== INPUT ==
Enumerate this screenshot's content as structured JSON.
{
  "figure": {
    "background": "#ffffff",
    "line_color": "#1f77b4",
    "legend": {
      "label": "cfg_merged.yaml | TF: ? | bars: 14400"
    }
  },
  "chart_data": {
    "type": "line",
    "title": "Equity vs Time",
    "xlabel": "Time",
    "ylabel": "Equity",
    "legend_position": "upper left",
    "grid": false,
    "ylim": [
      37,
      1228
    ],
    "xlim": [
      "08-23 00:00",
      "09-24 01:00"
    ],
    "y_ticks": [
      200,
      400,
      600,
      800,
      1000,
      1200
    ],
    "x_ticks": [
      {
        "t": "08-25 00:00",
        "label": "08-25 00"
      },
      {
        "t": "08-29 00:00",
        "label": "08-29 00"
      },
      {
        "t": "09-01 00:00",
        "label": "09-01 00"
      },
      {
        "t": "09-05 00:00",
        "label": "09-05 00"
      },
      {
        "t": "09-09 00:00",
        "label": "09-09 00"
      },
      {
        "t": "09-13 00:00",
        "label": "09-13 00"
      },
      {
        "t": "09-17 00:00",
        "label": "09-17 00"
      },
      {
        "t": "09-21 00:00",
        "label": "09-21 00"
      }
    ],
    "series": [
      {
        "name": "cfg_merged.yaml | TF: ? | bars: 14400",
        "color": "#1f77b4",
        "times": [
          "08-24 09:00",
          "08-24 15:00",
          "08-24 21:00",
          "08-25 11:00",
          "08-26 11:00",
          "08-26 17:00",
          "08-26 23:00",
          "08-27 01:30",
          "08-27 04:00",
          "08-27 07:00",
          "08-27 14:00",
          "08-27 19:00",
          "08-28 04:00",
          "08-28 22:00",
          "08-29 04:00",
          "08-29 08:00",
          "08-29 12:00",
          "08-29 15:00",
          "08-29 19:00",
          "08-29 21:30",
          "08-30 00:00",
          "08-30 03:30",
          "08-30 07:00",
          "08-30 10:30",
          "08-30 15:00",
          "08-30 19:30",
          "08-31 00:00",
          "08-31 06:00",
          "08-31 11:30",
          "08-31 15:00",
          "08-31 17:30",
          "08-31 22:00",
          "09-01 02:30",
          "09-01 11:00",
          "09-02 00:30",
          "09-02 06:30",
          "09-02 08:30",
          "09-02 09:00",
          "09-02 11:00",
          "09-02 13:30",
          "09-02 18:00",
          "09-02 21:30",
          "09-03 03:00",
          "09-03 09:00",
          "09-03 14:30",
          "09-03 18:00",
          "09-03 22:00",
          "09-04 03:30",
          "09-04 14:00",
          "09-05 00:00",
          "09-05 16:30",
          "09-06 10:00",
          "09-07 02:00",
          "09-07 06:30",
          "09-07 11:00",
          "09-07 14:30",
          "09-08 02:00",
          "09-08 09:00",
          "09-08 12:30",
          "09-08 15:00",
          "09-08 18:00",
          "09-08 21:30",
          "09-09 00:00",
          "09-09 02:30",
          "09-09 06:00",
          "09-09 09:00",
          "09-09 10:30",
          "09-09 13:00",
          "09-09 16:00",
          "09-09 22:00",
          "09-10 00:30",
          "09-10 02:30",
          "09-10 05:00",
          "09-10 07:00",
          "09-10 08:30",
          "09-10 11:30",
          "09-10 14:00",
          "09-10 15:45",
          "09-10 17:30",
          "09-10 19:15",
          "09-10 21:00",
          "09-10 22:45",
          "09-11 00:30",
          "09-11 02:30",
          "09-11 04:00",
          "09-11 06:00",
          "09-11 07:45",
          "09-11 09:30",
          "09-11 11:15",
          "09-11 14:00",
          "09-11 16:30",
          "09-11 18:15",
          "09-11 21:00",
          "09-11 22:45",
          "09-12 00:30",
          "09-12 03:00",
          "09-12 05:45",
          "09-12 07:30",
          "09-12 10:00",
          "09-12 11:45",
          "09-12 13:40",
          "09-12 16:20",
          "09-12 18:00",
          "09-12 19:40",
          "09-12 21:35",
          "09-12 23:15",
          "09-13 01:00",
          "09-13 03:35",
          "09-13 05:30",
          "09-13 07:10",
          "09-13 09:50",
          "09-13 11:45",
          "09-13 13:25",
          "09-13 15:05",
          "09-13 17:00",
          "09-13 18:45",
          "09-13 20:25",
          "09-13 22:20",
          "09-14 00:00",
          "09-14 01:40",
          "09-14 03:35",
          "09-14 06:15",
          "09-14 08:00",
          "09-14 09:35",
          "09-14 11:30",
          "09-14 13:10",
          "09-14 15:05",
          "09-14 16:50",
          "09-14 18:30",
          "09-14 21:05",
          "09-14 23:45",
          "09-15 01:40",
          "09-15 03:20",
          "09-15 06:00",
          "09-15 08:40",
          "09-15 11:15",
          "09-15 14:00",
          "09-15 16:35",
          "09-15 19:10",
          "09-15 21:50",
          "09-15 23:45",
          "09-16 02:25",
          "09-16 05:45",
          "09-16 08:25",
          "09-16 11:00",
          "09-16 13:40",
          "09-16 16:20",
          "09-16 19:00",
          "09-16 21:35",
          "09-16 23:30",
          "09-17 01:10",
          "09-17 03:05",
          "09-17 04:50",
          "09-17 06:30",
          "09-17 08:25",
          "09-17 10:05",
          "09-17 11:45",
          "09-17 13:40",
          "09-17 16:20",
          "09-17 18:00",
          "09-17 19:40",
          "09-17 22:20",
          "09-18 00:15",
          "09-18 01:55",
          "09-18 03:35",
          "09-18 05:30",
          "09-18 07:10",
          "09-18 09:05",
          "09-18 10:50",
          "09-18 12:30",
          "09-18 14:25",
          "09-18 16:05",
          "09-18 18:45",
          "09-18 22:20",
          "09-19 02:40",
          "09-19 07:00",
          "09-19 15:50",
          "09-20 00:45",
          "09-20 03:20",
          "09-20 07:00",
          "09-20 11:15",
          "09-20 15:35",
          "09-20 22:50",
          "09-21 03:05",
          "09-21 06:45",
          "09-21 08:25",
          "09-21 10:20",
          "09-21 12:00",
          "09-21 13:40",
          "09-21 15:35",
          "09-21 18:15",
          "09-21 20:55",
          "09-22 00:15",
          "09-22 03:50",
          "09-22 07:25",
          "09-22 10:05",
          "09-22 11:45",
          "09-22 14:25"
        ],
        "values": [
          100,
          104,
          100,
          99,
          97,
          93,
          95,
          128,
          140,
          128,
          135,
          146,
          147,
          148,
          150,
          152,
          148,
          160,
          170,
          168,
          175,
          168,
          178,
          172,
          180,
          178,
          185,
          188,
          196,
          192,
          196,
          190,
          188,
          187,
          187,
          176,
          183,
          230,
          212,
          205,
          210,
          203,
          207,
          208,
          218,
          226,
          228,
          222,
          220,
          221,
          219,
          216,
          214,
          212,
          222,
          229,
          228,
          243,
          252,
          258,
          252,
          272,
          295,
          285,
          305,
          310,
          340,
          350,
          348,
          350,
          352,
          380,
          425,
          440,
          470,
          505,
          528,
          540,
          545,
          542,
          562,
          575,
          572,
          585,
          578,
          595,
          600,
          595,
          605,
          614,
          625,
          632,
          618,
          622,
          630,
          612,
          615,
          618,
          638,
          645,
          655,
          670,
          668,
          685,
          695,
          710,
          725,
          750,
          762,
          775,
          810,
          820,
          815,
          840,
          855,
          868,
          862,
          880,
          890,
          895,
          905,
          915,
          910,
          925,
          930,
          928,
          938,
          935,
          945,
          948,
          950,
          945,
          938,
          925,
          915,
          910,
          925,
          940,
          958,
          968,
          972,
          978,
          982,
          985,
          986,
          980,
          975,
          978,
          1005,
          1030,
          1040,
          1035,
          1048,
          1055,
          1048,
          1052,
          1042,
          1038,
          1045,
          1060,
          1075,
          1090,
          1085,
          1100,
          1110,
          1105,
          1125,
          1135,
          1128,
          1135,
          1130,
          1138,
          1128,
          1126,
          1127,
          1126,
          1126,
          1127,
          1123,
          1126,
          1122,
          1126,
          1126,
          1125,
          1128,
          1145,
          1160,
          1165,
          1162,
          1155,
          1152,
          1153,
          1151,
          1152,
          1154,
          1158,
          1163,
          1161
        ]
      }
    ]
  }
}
===
● GOAL OF THE EXERCISE:
In the records above, locate every line with the string "yaml" and copy it.

● RESPONSE:
      "label": "cfg_merged.yaml | TF: ? | bars: 14400"
        "name": "cfg_merged.yaml | TF: ? | bars: 14400",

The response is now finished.